### Written exercise:
In the entries, find all lines that hold the word "name" and copy them.

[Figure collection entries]
# # #

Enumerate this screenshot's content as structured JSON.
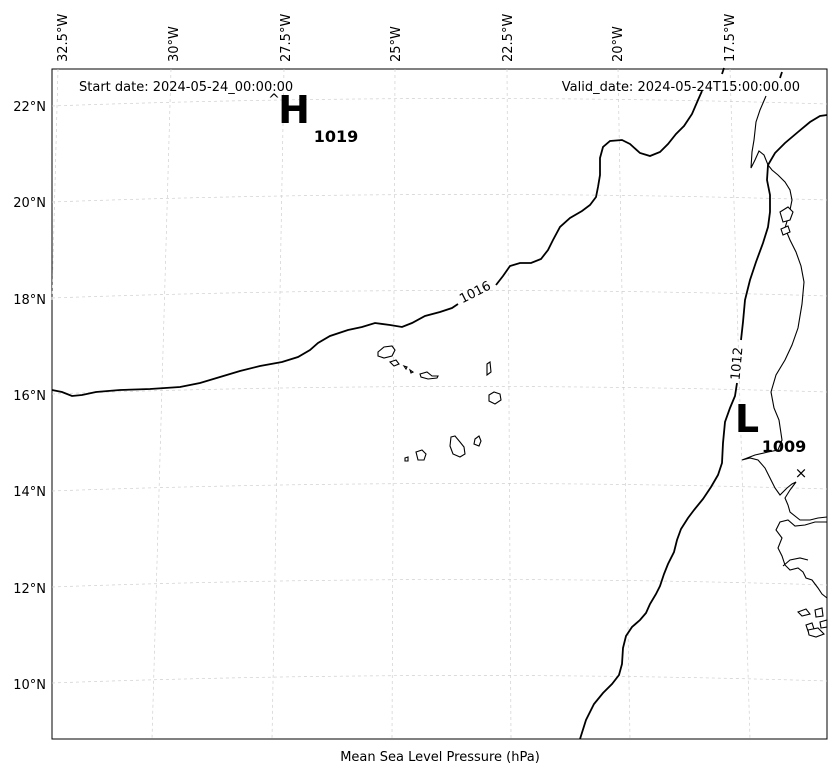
{
  "header": {
    "start_date": "Start date: 2024-05-24_00:00:00",
    "valid_date": "Valid_date: 2024-05-24T15:00:00.00"
  },
  "caption": "Mean Sea Level Pressure (hPa)",
  "longitude_labels": [
    "32.5°W",
    "30°W",
    "27.5°W",
    "25°W",
    "22.5°W",
    "20°W",
    "17.5°W"
  ],
  "latitude_labels": [
    "22°N",
    "20°N",
    "18°N",
    "16°N",
    "14°N",
    "12°N",
    "10°N"
  ],
  "isobar_labels": [
    "1016",
    "1012"
  ],
  "pressure_centers": [
    {
      "letter": "H",
      "value": "1019"
    },
    {
      "letter": "L",
      "value": "1009"
    }
  ],
  "marker_symbol": "×",
  "colors": {
    "background": "#ffffff",
    "lines": "#000000",
    "grid": "#cfcfcf"
  }
}
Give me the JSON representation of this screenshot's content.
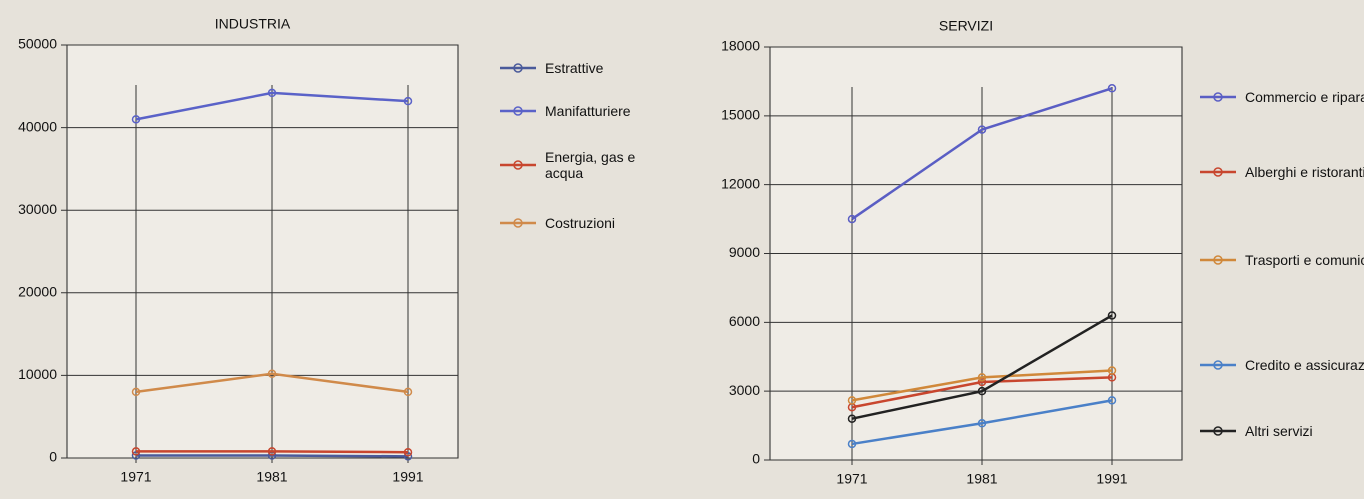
{
  "chart_data": [
    {
      "type": "line",
      "title": "INDUSTRIA",
      "categories": [
        "1971",
        "1981",
        "1991"
      ],
      "ylim": [
        0,
        50000
      ],
      "yticks": [
        0,
        10000,
        20000,
        30000,
        40000,
        50000
      ],
      "grid": true,
      "series": [
        {
          "name": "Estrattive",
          "color": "#4a5a9a",
          "values": [
            300,
            300,
            200
          ]
        },
        {
          "name": "Manifatturiere",
          "color": "#5a62c8",
          "values": [
            41000,
            44200,
            43200
          ]
        },
        {
          "name": "Energia, gas e acqua",
          "color": "#c8462e",
          "values": [
            800,
            800,
            700
          ]
        },
        {
          "name": "Costruzioni",
          "color": "#d08a4a",
          "values": [
            8000,
            10200,
            8000
          ]
        }
      ]
    },
    {
      "type": "line",
      "title": "SERVIZI",
      "categories": [
        "1971",
        "1981",
        "1991"
      ],
      "ylim": [
        0,
        18000
      ],
      "yticks": [
        0,
        3000,
        6000,
        9000,
        12000,
        15000,
        18000
      ],
      "grid": true,
      "series": [
        {
          "name": "Commercio e riparazioni",
          "color": "#5a5ec4",
          "values": [
            10500,
            14400,
            16200
          ]
        },
        {
          "name": "Alberghi e ristoranti",
          "color": "#c8462e",
          "values": [
            2300,
            3400,
            3600
          ]
        },
        {
          "name": "Trasporti e comunicazioni",
          "color": "#d0883a",
          "values": [
            2600,
            3600,
            3900
          ]
        },
        {
          "name": "Credito e assicurazioni",
          "color": "#4a80c8",
          "values": [
            700,
            1600,
            2600
          ]
        },
        {
          "name": "Altri servizi",
          "color": "#222222",
          "values": [
            1800,
            3000,
            6300
          ]
        }
      ]
    }
  ]
}
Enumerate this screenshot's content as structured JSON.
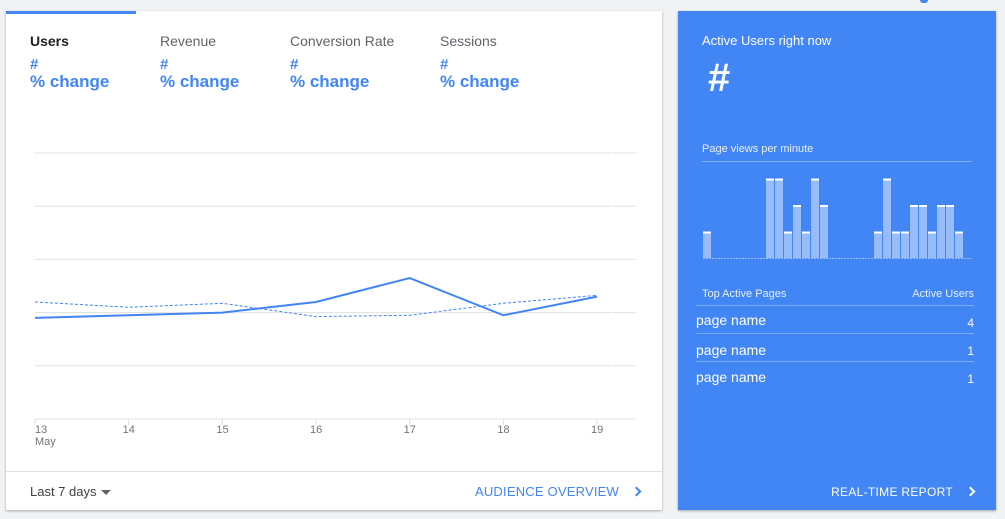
{
  "metrics": [
    {
      "label": "Users",
      "value": "#",
      "change": "% change",
      "active": true
    },
    {
      "label": "Revenue",
      "value": "#",
      "change": "% change",
      "active": false
    },
    {
      "label": "Conversion Rate",
      "value": "#",
      "change": "% change",
      "active": false
    },
    {
      "label": "Sessions",
      "value": "#",
      "change": "% change",
      "active": false
    }
  ],
  "chart_data": {
    "type": "line",
    "x": [
      "13",
      "14",
      "15",
      "16",
      "17",
      "18",
      "19"
    ],
    "x_sublabel": "May",
    "series": [
      {
        "style": "solid",
        "values": [
          38.0,
          39.0,
          40.0,
          44.0,
          53.0,
          39.0,
          46.0
        ]
      },
      {
        "style": "dashed",
        "values": [
          44.0,
          42.0,
          43.5,
          38.5,
          39.0,
          43.5,
          46.5
        ]
      }
    ],
    "ylim": [
      0,
      100
    ],
    "grid": true,
    "colors": {
      "line": "#4285f4",
      "grid": "#e0e0e0"
    }
  },
  "footer": {
    "range_label": "Last 7 days",
    "audience_link": "AUDIENCE OVERVIEW"
  },
  "realtime": {
    "title": "Active Users right now",
    "value": "#",
    "pageviews_label": "Page views per minute",
    "pageviews_bars": [
      1,
      0,
      0,
      0,
      0,
      0,
      0,
      3,
      3,
      1,
      2,
      1,
      3,
      2,
      0,
      0,
      0,
      0,
      0,
      1,
      3,
      1,
      1,
      2,
      2,
      1,
      2,
      2,
      1
    ],
    "table_header_left": "Top Active Pages",
    "table_header_right": "Active Users",
    "pages": [
      {
        "name": "page name",
        "count": "4"
      },
      {
        "name": "page name",
        "count": "1"
      },
      {
        "name": "page name",
        "count": "1"
      }
    ],
    "link": "REAL-TIME REPORT",
    "bg_color": "#4285f4"
  }
}
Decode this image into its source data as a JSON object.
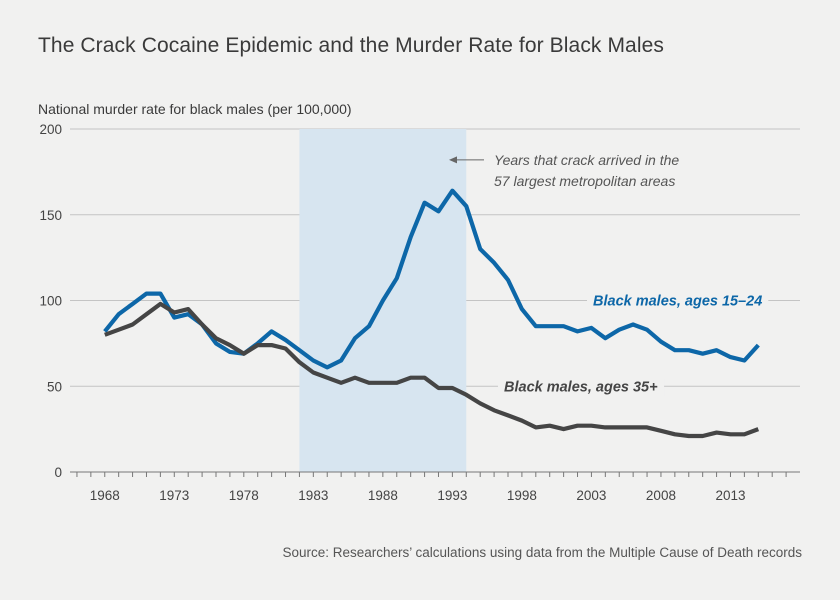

# # #

### The response:
          "name": "Estrattive",
          "name": "Manifatturiere",
          "name": "Energia, gas e acqua",
          "name": "Costruzioni",
          "name": "Commercio e riparazioni",
          "name": "Alberghi e ristoranti",
          "name": "Trasporti e comunicazioni",
          "name": "Credito e assicurazioni",
          "name": "Altri servizi",
        "name": "page name",
        "name": "page name",
        "name": "page name",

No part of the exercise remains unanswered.